* start Available records *

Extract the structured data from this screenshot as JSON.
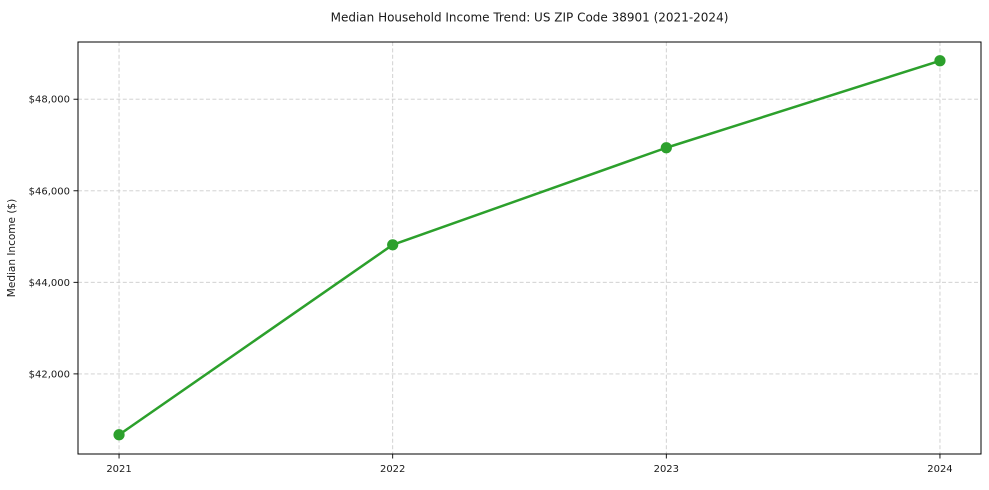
{
  "figure": {
    "background": "#ffffff"
  },
  "chart_data": {
    "type": "line",
    "title": "Median Household Income Trend: US ZIP Code 38901 (2021-2024)",
    "xlabel": "",
    "ylabel": "Median Income ($)",
    "x": [
      2021,
      2022,
      2023,
      2024
    ],
    "x_tick_labels": [
      "2021",
      "2022",
      "2023",
      "2024"
    ],
    "series": [
      {
        "values": [
          40670,
          44820,
          46940,
          48840
        ],
        "color": "#2ca02c",
        "marker": "circle"
      }
    ],
    "y_ticks": [
      42000,
      44000,
      46000,
      48000
    ],
    "y_tick_labels": [
      "$42,000",
      "$44,000",
      "$46,000",
      "$48,000"
    ],
    "xlim": [
      2020.85,
      2024.15
    ],
    "ylim": [
      40250,
      49250
    ],
    "grid": "both-dashed",
    "legend": "none",
    "styles": {
      "line_color": "#2ca02c",
      "grid_color": "#cccccc",
      "axis_color": "#000000",
      "text_color": "#1a1a1a",
      "plot_bg": "#ffffff"
    }
  }
}
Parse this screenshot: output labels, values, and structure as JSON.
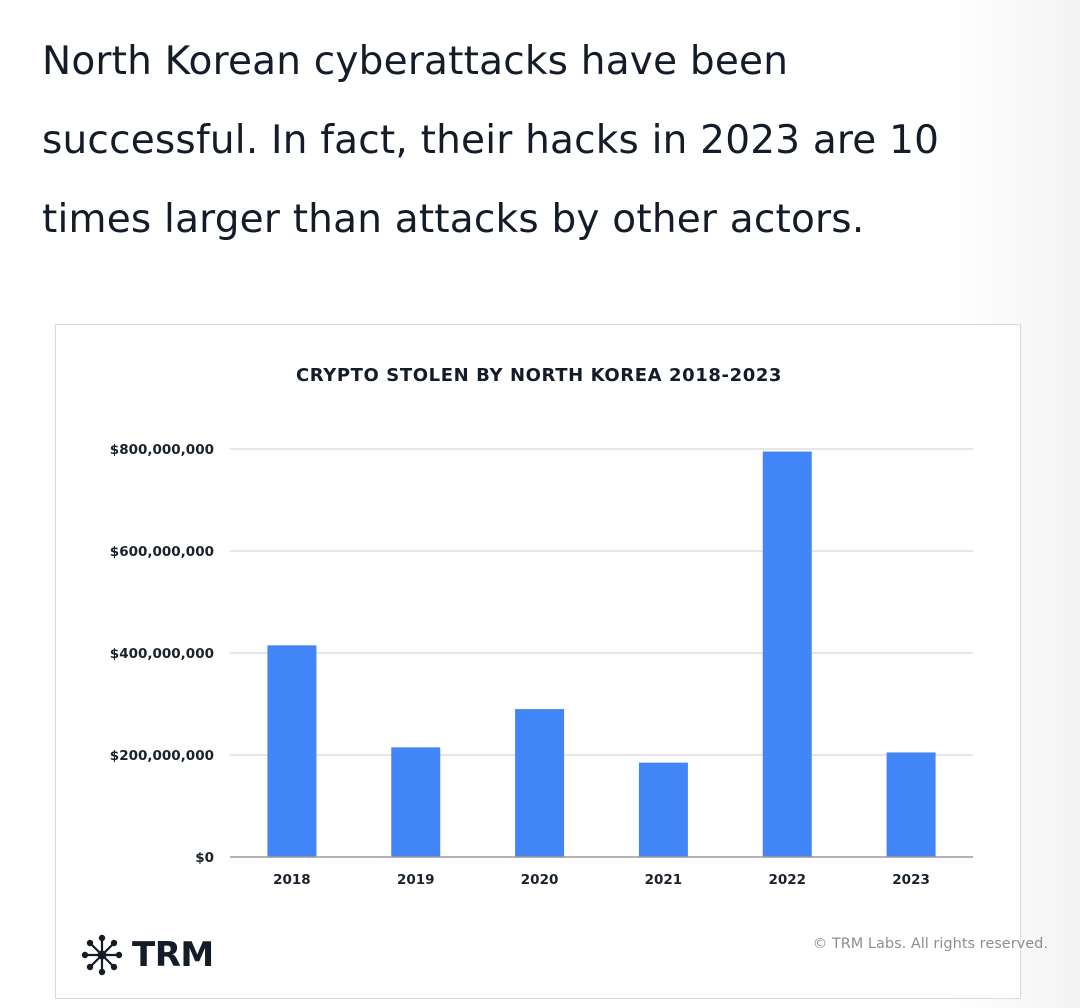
{
  "headline": "North Korean cyberattacks have been successful. In fact, their hacks in 2023 are 10 times larger than attacks by other actors.",
  "headline_lines": [
    "North Korean cyberattacks have been",
    "successful. In fact, their hacks in 2023 are 10",
    "times larger than attacks by other actors."
  ],
  "brand": {
    "logo_text": "TRM",
    "logo_icon": "network-node-icon",
    "copyright": "© TRM Labs. All rights reserved."
  },
  "colors": {
    "bar": "#4285f8",
    "grid": "#d6d6d6",
    "axis": "#9a9a9a",
    "text": "#131c28"
  },
  "chart_data": {
    "type": "bar",
    "title": "CRYPTO STOLEN BY NORTH KOREA 2018-2023",
    "xlabel": "",
    "ylabel": "",
    "categories": [
      "2018",
      "2019",
      "2020",
      "2021",
      "2022",
      "2023"
    ],
    "values": [
      415000000,
      215000000,
      290000000,
      185000000,
      795000000,
      205000000
    ],
    "ylim": [
      0,
      800000000
    ],
    "yticks": [
      0,
      200000000,
      400000000,
      600000000,
      800000000
    ],
    "ytick_labels": [
      "$0",
      "$200,000,000",
      "$400,000,000",
      "$600,000,000",
      "$800,000,000"
    ],
    "grid": true,
    "legend": "none"
  }
}
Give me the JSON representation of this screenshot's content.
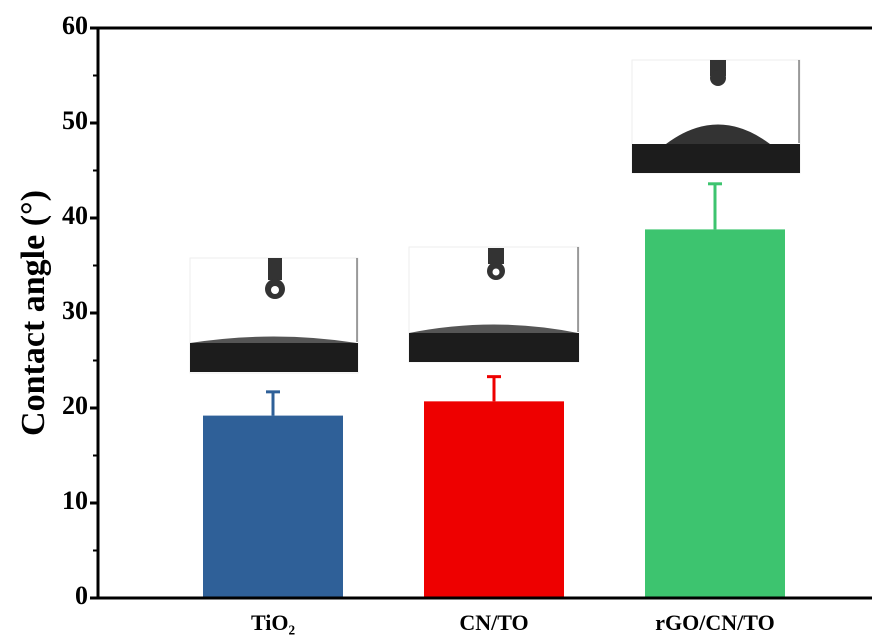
{
  "chart_data": {
    "type": "bar",
    "y_label": "Contact angle (°)",
    "categories": [
      "TiO₂",
      "CN/TO",
      "rGO/CN/TO"
    ],
    "values": [
      19.2,
      20.7,
      38.8
    ],
    "errors": [
      2.5,
      2.6,
      4.8
    ],
    "colors": [
      "#2f6098",
      "#ee0000",
      "#3dc46f"
    ],
    "ylim": [
      0,
      60
    ],
    "yticks": [
      0,
      10,
      20,
      30,
      40,
      50,
      60
    ],
    "yminorticks": [
      5,
      15,
      25,
      35,
      45,
      55
    ]
  }
}
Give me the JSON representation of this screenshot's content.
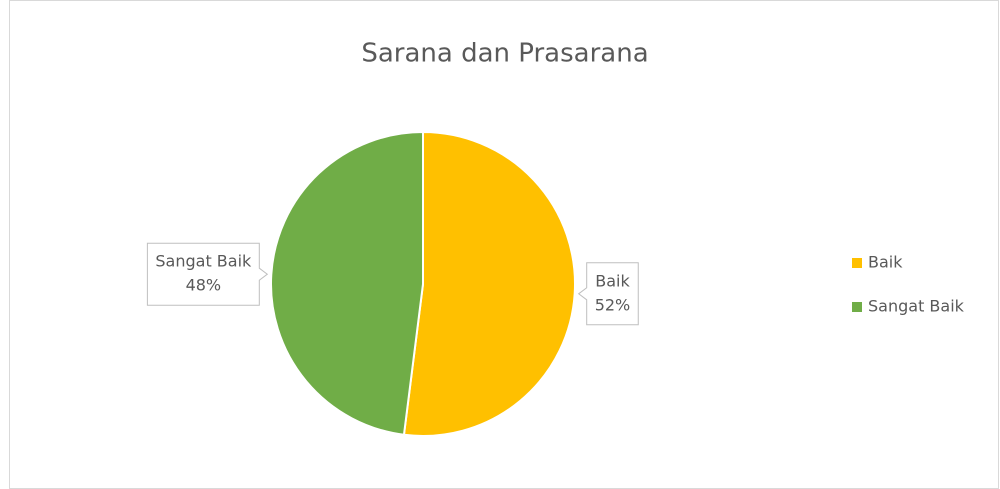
{
  "chart_data": {
    "type": "pie",
    "title": "Sarana dan Prasarana",
    "categories": [
      "Baik",
      "Sangat Baik"
    ],
    "values": [
      52,
      48
    ],
    "value_labels": [
      "52%",
      "48%"
    ],
    "colors": [
      "#FFC000",
      "#70AD47"
    ],
    "legend": "right"
  }
}
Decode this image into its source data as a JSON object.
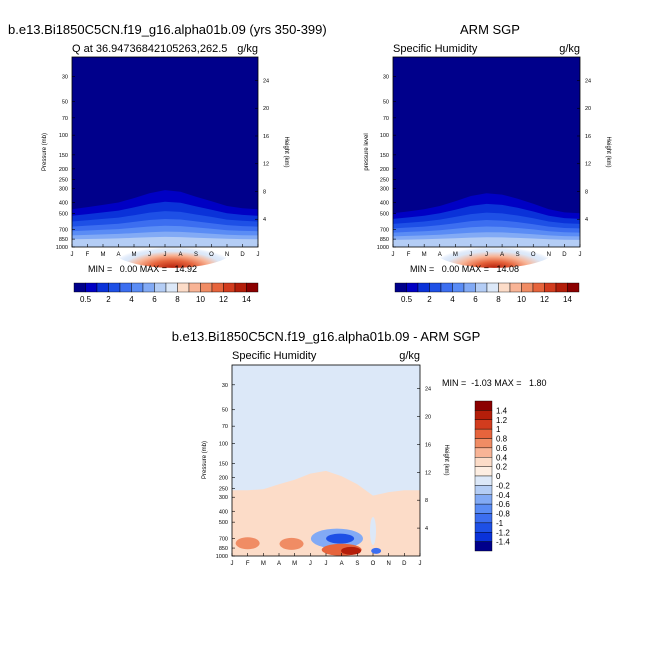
{
  "panels": [
    {
      "title": "b.e13.Bi1850C5CN.f19_g16.alpha01b.09 (yrs 350-399)",
      "subtitle": "Q at 36.94736842105263,262.5",
      "units": "g/kg",
      "ylabel_left": "Pressure (mb)",
      "ylabel_right": "Height (km)",
      "stats": "MIN =   0.00 MAX =   14.92"
    },
    {
      "title": "ARM SGP",
      "subtitle": "Specific Humidity",
      "units": "g/kg",
      "ylabel_left": "pressure level",
      "ylabel_right": "Height (km)",
      "stats": "MIN =   0.00 MAX =   14.08"
    },
    {
      "title": "b.e13.Bi1850C5CN.f19_g16.alpha01b.09 - ARM SGP",
      "subtitle": "Specific Humidity",
      "units": "g/kg",
      "ylabel_left": "Pressure (mb)",
      "ylabel_right": "Height (km)",
      "stats": "MIN =  -1.03 MAX =   1.80"
    }
  ],
  "chart_data": [
    {
      "type": "heatmap",
      "title": "Q at 36.94736842105263,262.5",
      "x_categories": [
        "J",
        "F",
        "M",
        "A",
        "M",
        "J",
        "J",
        "A",
        "S",
        "O",
        "N",
        "D",
        "J"
      ],
      "y_pressure_ticks": [
        30,
        50,
        70,
        100,
        150,
        200,
        250,
        300,
        400,
        500,
        700,
        850,
        1000
      ],
      "y_height_ticks": [
        4,
        8,
        12,
        16,
        20,
        24
      ],
      "max_value": 14.92,
      "max_month_index": 6.5,
      "moist_top_pressure": [
        460,
        440,
        420,
        400,
        365,
        330,
        310,
        320,
        355,
        390,
        430,
        450,
        460
      ],
      "colorbar": {
        "levels": [
          0.5,
          1,
          2,
          3,
          4,
          5,
          6,
          7,
          8,
          9,
          10,
          11,
          12,
          13,
          14
        ],
        "labels": [
          "0.5",
          "2",
          "4",
          "6",
          "8",
          "10",
          "12",
          "14"
        ],
        "colors": [
          "#00008b",
          "#0000c4",
          "#0a32d9",
          "#1e50e6",
          "#3c6ef0",
          "#5a8cf5",
          "#82aaf5",
          "#b4cdf5",
          "#dce8f8",
          "#fcdcc8",
          "#f8b496",
          "#f08c64",
          "#e6643c",
          "#d23c1e",
          "#b41e0a",
          "#8b0000"
        ]
      }
    },
    {
      "type": "heatmap",
      "title": "Specific Humidity",
      "x_categories": [
        "J",
        "F",
        "M",
        "A",
        "M",
        "J",
        "J",
        "A",
        "S",
        "O",
        "N",
        "D",
        "J"
      ],
      "y_pressure_ticks": [
        30,
        50,
        70,
        100,
        150,
        200,
        250,
        300,
        400,
        500,
        700,
        850,
        1000
      ],
      "y_height_ticks": [
        4,
        8,
        12,
        16,
        20,
        24
      ],
      "max_value": 14.08,
      "max_month_index": 6.5,
      "moist_top_pressure": [
        500,
        480,
        460,
        430,
        390,
        350,
        330,
        340,
        370,
        410,
        460,
        490,
        500
      ],
      "colorbar": {
        "levels": [
          0.5,
          1,
          2,
          3,
          4,
          5,
          6,
          7,
          8,
          9,
          10,
          11,
          12,
          13,
          14
        ],
        "labels": [
          "0.5",
          "2",
          "4",
          "6",
          "8",
          "10",
          "12",
          "14"
        ],
        "colors": [
          "#00008b",
          "#0000c4",
          "#0a32d9",
          "#1e50e6",
          "#3c6ef0",
          "#5a8cf5",
          "#82aaf5",
          "#b4cdf5",
          "#dce8f8",
          "#fcdcc8",
          "#f8b496",
          "#f08c64",
          "#e6643c",
          "#d23c1e",
          "#b41e0a",
          "#8b0000"
        ]
      }
    },
    {
      "type": "heatmap",
      "title": "Specific Humidity",
      "x_categories": [
        "J",
        "F",
        "M",
        "A",
        "M",
        "J",
        "J",
        "A",
        "S",
        "O",
        "N",
        "D",
        "J"
      ],
      "y_pressure_ticks": [
        30,
        50,
        70,
        100,
        150,
        200,
        250,
        300,
        400,
        500,
        700,
        850,
        1000
      ],
      "y_height_ticks": [
        4,
        8,
        12,
        16,
        20,
        24
      ],
      "min_value": -1.03,
      "max_value": 1.8,
      "colorbar": {
        "labels": [
          "1.4",
          "1.2",
          "1",
          "0.8",
          "0.6",
          "0.4",
          "0.2",
          "0",
          "-0.2",
          "-0.4",
          "-0.6",
          "-0.8",
          "-1",
          "-1.2",
          "-1.4"
        ],
        "colors": [
          "#8b0000",
          "#b41e0a",
          "#d23c1e",
          "#e6643c",
          "#f08c64",
          "#f8b496",
          "#fcdcc8",
          "#fdeee2",
          "#dce8f8",
          "#b4cdf5",
          "#82aaf5",
          "#5a8cf5",
          "#3c6ef0",
          "#1e50e6",
          "#0a32d9",
          "#00008b"
        ]
      }
    }
  ]
}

* end Available records *

Show, from the listing above, each line that contains the word "Income".

▶ **Finished task**:
    "title": "Median Household Income Trend: US ZIP Code 38901 (2021-2024)",
    "ylabel": "Median Income ($)",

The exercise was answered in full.